## GOAL
Review the material line by line. Identify and copy every line that contains the string "text".

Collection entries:
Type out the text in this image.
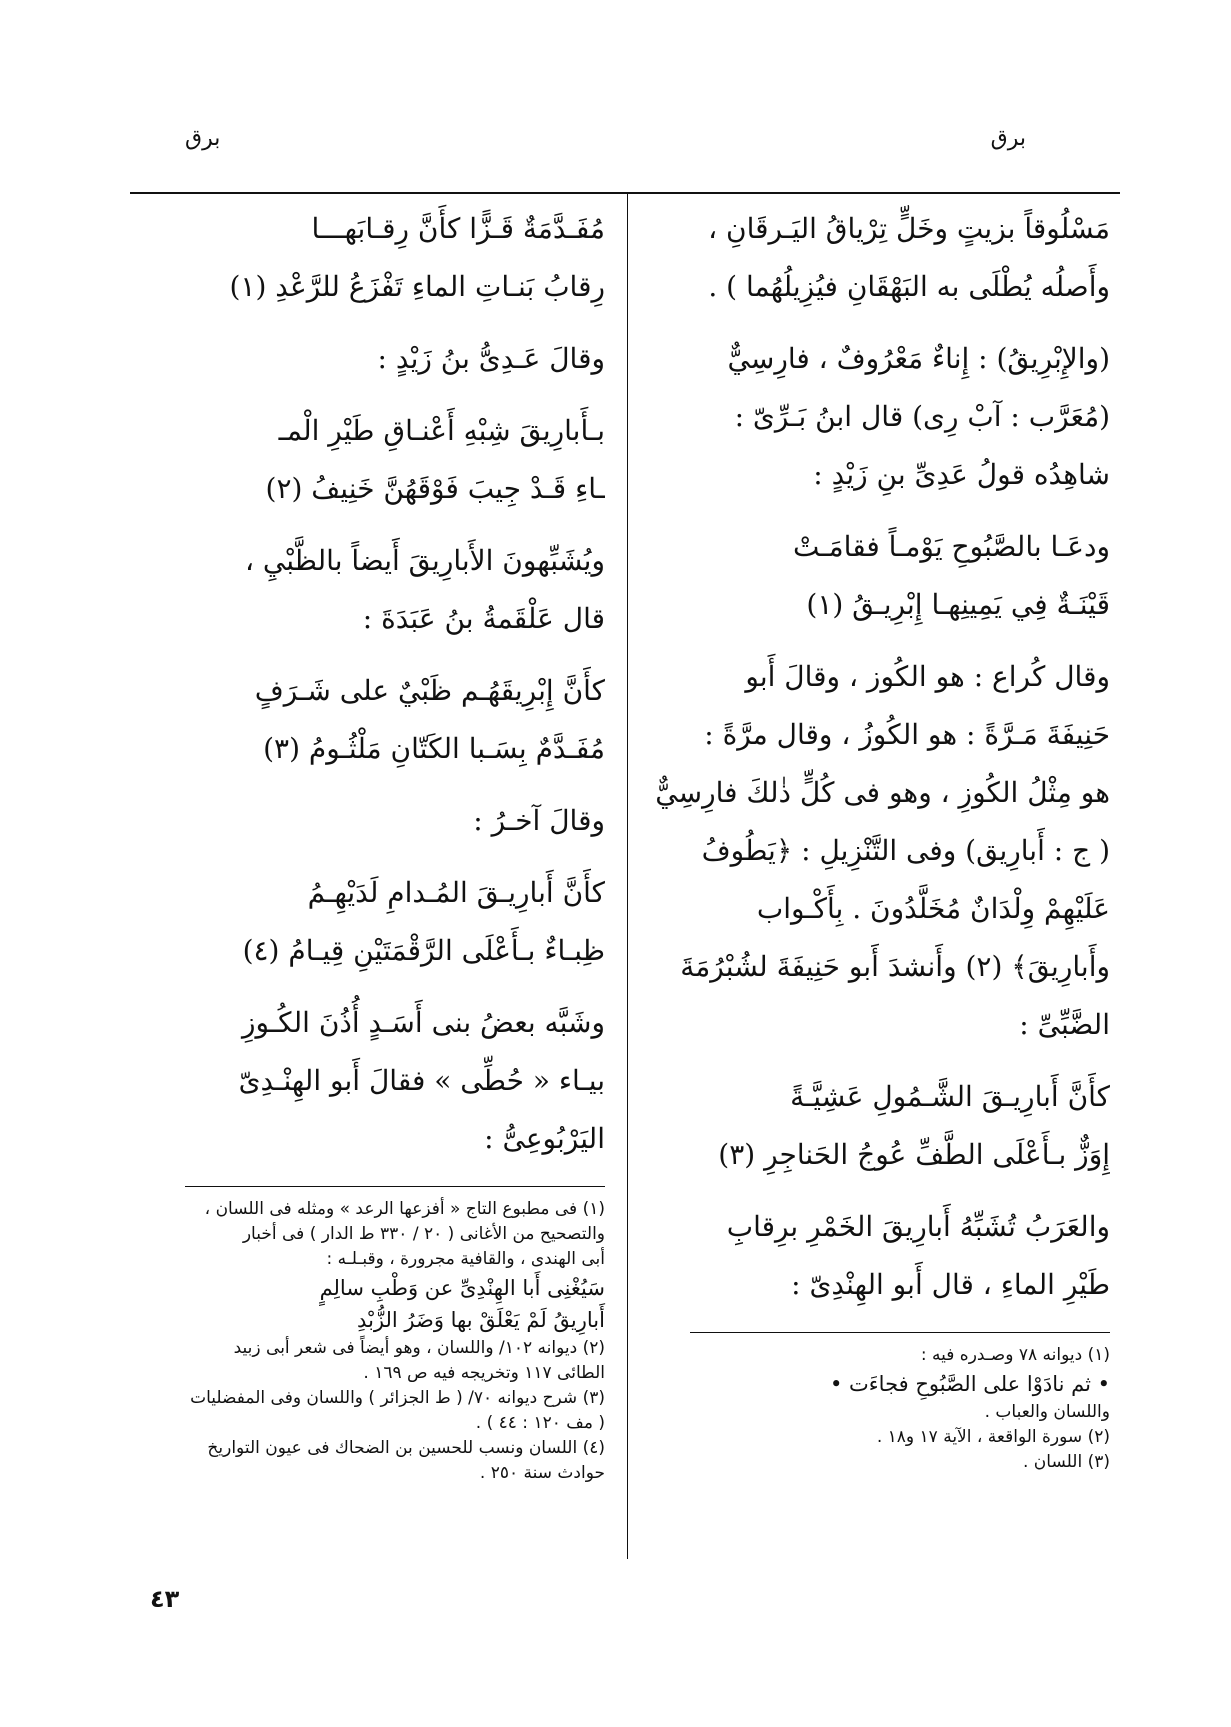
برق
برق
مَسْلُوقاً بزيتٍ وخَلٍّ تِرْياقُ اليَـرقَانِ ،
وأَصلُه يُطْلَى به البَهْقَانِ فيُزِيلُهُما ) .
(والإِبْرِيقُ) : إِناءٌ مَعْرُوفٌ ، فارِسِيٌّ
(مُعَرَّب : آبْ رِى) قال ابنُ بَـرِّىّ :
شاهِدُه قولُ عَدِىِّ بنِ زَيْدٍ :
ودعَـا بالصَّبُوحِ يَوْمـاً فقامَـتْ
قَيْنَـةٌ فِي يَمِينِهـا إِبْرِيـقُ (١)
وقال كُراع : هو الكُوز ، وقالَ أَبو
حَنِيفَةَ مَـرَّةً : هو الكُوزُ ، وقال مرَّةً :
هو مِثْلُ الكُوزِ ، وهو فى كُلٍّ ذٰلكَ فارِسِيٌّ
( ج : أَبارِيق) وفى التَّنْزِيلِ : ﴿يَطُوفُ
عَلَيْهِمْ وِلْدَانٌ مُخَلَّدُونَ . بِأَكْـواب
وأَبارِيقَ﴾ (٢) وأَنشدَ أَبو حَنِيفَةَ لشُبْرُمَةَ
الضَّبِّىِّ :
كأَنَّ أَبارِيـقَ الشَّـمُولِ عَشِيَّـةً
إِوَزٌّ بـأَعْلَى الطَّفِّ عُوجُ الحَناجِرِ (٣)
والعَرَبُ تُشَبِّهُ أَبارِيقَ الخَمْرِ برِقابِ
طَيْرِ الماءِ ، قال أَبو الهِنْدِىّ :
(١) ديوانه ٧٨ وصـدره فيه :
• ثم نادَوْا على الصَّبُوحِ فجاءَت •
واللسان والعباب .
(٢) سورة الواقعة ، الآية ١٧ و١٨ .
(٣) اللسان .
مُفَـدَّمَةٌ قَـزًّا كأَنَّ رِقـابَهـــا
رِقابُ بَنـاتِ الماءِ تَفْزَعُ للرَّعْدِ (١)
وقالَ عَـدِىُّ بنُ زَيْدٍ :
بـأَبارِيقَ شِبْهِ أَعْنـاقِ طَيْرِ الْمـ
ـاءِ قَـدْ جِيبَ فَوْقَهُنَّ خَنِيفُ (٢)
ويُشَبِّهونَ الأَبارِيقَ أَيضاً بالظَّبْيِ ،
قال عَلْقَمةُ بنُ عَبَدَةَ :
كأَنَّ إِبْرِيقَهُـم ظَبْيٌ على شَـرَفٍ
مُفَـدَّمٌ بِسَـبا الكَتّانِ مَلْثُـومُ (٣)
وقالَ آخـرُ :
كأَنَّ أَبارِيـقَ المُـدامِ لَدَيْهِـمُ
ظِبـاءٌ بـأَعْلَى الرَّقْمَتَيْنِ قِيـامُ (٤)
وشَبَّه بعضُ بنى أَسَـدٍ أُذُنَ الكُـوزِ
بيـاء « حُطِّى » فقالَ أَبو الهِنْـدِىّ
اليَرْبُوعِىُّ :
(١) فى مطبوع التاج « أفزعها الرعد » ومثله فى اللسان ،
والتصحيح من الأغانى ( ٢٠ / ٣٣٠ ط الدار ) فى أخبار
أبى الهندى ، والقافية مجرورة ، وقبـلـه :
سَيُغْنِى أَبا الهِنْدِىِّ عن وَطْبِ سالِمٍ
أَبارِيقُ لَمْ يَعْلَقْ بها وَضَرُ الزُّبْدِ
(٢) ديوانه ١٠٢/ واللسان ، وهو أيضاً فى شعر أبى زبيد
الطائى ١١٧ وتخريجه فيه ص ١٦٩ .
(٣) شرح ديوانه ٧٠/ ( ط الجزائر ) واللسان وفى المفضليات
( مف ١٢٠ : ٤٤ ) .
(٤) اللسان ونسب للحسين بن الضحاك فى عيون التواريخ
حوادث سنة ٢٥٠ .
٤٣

--

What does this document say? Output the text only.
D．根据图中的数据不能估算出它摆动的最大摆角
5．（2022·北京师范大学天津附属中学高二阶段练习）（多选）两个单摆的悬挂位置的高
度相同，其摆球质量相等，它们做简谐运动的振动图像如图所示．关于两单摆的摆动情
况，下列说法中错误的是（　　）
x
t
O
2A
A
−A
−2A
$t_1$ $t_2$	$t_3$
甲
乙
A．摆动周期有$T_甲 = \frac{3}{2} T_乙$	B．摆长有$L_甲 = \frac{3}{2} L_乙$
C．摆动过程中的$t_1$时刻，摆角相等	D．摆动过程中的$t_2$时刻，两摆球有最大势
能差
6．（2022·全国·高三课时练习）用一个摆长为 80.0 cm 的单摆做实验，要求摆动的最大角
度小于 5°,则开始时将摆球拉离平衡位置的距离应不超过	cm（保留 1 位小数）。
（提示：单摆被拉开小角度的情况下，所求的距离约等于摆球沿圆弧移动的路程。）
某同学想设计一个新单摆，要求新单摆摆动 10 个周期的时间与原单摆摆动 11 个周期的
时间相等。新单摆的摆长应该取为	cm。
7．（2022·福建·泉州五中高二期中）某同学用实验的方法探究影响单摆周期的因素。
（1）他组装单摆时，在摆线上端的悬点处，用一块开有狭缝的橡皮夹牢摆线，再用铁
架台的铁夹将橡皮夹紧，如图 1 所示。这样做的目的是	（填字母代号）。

--

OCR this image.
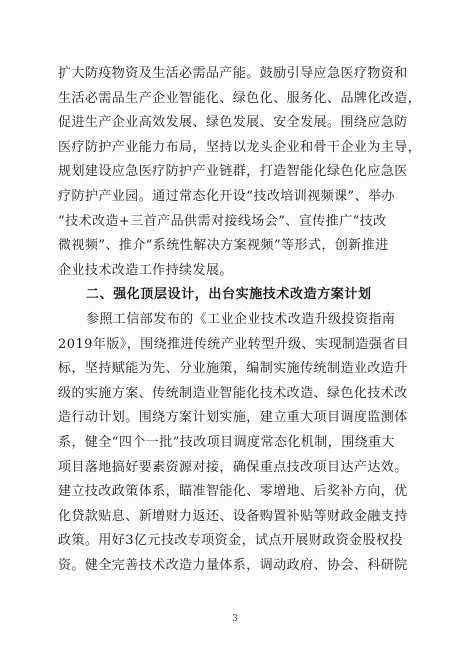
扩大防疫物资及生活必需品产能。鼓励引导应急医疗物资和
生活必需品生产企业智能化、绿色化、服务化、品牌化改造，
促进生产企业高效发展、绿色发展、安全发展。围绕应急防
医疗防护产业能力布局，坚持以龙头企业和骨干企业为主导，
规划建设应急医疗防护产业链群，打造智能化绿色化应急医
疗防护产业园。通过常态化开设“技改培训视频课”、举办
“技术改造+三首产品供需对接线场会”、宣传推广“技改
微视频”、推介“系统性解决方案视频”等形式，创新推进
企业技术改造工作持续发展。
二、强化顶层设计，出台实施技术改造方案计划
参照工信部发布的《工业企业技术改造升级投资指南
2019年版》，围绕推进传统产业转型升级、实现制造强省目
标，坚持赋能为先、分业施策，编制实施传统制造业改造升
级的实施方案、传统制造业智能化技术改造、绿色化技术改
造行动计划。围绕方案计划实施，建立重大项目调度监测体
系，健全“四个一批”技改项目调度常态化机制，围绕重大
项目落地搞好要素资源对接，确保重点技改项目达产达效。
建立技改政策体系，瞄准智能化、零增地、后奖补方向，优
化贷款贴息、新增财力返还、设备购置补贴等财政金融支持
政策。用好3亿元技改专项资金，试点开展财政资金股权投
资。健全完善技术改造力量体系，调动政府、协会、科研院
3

## SOLUTION FOR THIS EXERCISE
Type out the text in this image.
What does this document say? Output the text only.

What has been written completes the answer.